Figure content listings
= = = = = = =

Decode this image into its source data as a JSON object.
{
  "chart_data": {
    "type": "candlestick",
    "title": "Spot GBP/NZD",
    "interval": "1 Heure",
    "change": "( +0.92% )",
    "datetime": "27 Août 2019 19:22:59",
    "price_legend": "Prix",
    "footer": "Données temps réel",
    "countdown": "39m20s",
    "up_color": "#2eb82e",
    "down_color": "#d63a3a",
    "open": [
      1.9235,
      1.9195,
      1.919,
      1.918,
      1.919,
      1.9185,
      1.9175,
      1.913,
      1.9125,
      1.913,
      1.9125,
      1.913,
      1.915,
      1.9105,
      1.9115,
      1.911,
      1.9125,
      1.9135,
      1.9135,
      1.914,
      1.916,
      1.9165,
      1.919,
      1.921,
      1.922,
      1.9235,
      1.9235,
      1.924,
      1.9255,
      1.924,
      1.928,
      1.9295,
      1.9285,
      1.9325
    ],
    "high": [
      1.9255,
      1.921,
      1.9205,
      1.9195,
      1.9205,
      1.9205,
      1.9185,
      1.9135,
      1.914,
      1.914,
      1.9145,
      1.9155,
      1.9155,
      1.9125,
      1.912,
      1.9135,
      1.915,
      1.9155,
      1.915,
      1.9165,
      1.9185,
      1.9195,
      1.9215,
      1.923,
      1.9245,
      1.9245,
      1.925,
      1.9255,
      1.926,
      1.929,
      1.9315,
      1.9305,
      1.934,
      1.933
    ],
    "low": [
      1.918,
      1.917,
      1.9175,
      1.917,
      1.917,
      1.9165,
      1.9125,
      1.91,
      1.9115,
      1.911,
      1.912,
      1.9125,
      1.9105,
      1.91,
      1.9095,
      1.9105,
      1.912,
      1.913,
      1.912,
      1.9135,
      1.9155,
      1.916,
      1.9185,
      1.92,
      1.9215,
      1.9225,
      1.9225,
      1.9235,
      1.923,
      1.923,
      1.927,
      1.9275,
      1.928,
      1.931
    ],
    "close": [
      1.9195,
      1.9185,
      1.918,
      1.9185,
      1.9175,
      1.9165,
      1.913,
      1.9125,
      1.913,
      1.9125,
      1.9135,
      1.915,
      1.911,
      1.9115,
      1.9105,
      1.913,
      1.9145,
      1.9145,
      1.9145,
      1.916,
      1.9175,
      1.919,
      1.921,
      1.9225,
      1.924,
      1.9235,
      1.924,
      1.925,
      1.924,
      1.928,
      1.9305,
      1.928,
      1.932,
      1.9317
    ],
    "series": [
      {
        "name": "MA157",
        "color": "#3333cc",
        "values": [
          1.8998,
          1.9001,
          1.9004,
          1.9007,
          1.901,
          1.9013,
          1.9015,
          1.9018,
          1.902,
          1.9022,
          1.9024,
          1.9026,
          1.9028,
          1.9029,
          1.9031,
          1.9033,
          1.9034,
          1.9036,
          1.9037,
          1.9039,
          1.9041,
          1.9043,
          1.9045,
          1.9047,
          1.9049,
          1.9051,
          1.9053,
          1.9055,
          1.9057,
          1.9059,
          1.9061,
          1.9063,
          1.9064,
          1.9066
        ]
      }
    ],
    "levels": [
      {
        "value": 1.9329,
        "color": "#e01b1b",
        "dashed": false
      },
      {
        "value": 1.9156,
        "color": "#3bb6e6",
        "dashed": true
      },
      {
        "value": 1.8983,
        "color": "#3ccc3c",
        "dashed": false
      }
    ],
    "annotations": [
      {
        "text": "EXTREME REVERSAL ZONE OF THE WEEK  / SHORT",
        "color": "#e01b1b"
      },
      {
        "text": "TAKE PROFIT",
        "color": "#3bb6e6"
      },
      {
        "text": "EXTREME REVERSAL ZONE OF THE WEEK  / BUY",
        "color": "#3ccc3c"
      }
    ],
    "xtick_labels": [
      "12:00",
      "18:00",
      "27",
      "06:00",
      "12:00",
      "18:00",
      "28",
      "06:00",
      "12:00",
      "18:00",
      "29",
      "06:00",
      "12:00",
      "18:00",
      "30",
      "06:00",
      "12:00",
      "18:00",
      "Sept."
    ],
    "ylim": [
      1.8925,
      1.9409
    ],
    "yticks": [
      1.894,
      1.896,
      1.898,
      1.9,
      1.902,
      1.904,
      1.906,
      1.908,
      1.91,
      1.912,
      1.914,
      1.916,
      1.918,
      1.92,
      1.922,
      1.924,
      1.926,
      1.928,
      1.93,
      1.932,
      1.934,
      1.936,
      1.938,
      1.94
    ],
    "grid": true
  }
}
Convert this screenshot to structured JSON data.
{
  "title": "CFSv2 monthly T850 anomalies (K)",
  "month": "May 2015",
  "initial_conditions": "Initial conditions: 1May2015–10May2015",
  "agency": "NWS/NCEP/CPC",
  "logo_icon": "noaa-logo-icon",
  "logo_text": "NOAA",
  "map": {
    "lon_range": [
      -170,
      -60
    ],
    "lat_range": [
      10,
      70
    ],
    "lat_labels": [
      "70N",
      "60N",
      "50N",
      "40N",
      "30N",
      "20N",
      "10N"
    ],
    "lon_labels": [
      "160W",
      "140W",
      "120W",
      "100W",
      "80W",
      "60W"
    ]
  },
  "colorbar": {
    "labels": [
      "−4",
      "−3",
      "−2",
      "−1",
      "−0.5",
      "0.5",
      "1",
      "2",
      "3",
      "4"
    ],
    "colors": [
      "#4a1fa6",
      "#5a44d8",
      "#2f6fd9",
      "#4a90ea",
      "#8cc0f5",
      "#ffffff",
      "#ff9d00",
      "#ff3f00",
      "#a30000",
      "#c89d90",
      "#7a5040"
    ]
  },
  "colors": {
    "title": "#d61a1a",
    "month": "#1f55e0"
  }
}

= = = = = = =

**DIRECTIONS:**
Copy every record exactly, with nothing added or dropped.

**FINISHED TASK:**
Decode this image into its source data as a JSON object.
{
  "chart_data": {
    "type": "candlestick",
    "title": "Spot GBP/NZD",
    "interval": "1 Heure",
    "change": "( +0.92% )",
    "datetime": "27 Août 2019 19:22:59",
    "price_legend": "Prix",
    "footer": "Données temps réel",
    "countdown": "39m20s",
    "up_color": "#2eb82e",
    "down_color": "#d63a3a",
    "open": [
      1.9235,
      1.9195,
      1.919,
      1.918,
      1.919,
      1.9185,
      1.9175,
      1.913,
      1.9125,
      1.913,
      1.9125,
      1.913,
      1.915,
      1.9105,
      1.9115,
      1.911,
      1.9125,
      1.9135,
      1.9135,
      1.914,
      1.916,
      1.9165,
      1.919,
      1.921,
      1.922,
      1.9235,
      1.9235,
      1.924,
      1.9255,
      1.924,
      1.928,
      1.9295,
      1.9285,
      1.9325
    ],
    "high": [
      1.9255,
      1.921,
      1.9205,
      1.9195,
      1.9205,
      1.9205,
      1.9185,
      1.9135,
      1.914,
      1.914,
      1.9145,
      1.9155,
      1.9155,
      1.9125,
      1.912,
      1.9135,
      1.915,
      1.9155,
      1.915,
      1.9165,
      1.9185,
      1.9195,
      1.9215,
      1.923,
      1.9245,
      1.9245,
      1.925,
      1.9255,
      1.926,
      1.929,
      1.9315,
      1.9305,
      1.934,
      1.933
    ],
    "low": [
      1.918,
      1.917,
      1.9175,
      1.917,
      1.917,
      1.9165,
      1.9125,
      1.91,
      1.9115,
      1.911,
      1.912,
      1.9125,
      1.9105,
      1.91,
      1.9095,
      1.9105,
      1.912,
      1.913,
      1.912,
      1.9135,
      1.9155,
      1.916,
      1.9185,
      1.92,
      1.9215,
      1.9225,
      1.9225,
      1.9235,
      1.923,
      1.923,
      1.927,
      1.9275,
      1.928,
      1.931
    ],
    "close": [
      1.9195,
      1.9185,
      1.918,
      1.9185,
      1.9175,
      1.9165,
      1.913,
      1.9125,
      1.913,
      1.9125,
      1.9135,
      1.915,
      1.911,
      1.9115,
      1.9105,
      1.913,
      1.9145,
      1.9145,
      1.9145,
      1.916,
      1.9175,
      1.919,
      1.921,
      1.9225,
      1.924,
      1.9235,
      1.924,
      1.925,
      1.924,
      1.928,
      1.9305,
      1.928,
      1.932,
      1.9317
    ],
    "series": [
      {
        "name": "MA157",
        "color": "#3333cc",
        "values": [
          1.8998,
          1.9001,
          1.9004,
          1.9007,
          1.901,
          1.9013,
          1.9015,
          1.9018,
          1.902,
          1.9022,
          1.9024,
          1.9026,
          1.9028,
          1.9029,
          1.9031,
          1.9033,
          1.9034,
          1.9036,
          1.9037,
          1.9039,
          1.9041,
          1.9043,
          1.9045,
          1.9047,
          1.9049,
          1.9051,
          1.9053,
          1.9055,
          1.9057,
          1.9059,
          1.9061,
          1.9063,
          1.9064,
          1.9066
        ]
      }
    ],
    "levels": [
      {
        "value": 1.9329,
        "color": "#e01b1b",
        "dashed": false
      },
      {
        "value": 1.9156,
        "color": "#3bb6e6",
        "dashed": true
      },
      {
        "value": 1.8983,
        "color": "#3ccc3c",
        "dashed": false
      }
    ],
    "annotations": [
      {
        "text": "EXTREME REVERSAL ZONE OF THE WEEK  / SHORT",
        "color": "#e01b1b"
      },
      {
        "text": "TAKE PROFIT",
        "color": "#3bb6e6"
      },
      {
        "text": "EXTREME REVERSAL ZONE OF THE WEEK  / BUY",
        "color": "#3ccc3c"
      }
    ],
    "xtick_labels": [
      "12:00",
      "18:00",
      "27",
      "06:00",
      "12:00",
      "18:00",
      "28",
      "06:00",
      "12:00",
      "18:00",
      "29",
      "06:00",
      "12:00",
      "18:00",
      "30",
      "06:00",
      "12:00",
      "18:00",
      "Sept."
    ],
    "ylim": [
      1.8925,
      1.9409
    ],
    "yticks": [
      1.894,
      1.896,
      1.898,
      1.9,
      1.902,
      1.904,
      1.906,
      1.908,
      1.91,
      1.912,
      1.914,
      1.916,
      1.918,
      1.92,
      1.922,
      1.924,
      1.926,
      1.928,
      1.93,
      1.932,
      1.934,
      1.936,
      1.938,
      1.94
    ],
    "grid": true
  }
}
Convert this screenshot to structured JSON data.
{
  "title": "CFSv2 monthly T850 anomalies (K)",
  "month": "May 2015",
  "initial_conditions": "Initial conditions: 1May2015–10May2015",
  "agency": "NWS/NCEP/CPC",
  "logo_icon": "noaa-logo-icon",
  "logo_text": "NOAA",
  "map": {
    "lon_range": [
      -170,
      -60
    ],
    "lat_range": [
      10,
      70
    ],
    "lat_labels": [
      "70N",
      "60N",
      "50N",
      "40N",
      "30N",
      "20N",
      "10N"
    ],
    "lon_labels": [
      "160W",
      "140W",
      "120W",
      "100W",
      "80W",
      "60W"
    ]
  },
  "colorbar": {
    "labels": [
      "−4",
      "−3",
      "−2",
      "−1",
      "−0.5",
      "0.5",
      "1",
      "2",
      "3",
      "4"
    ],
    "colors": [
      "#4a1fa6",
      "#5a44d8",
      "#2f6fd9",
      "#4a90ea",
      "#8cc0f5",
      "#ffffff",
      "#ff9d00",
      "#ff3f00",
      "#a30000",
      "#c89d90",
      "#7a5040"
    ]
  },
  "colors": {
    "title": "#d61a1a",
    "month": "#1f55e0"
  }
}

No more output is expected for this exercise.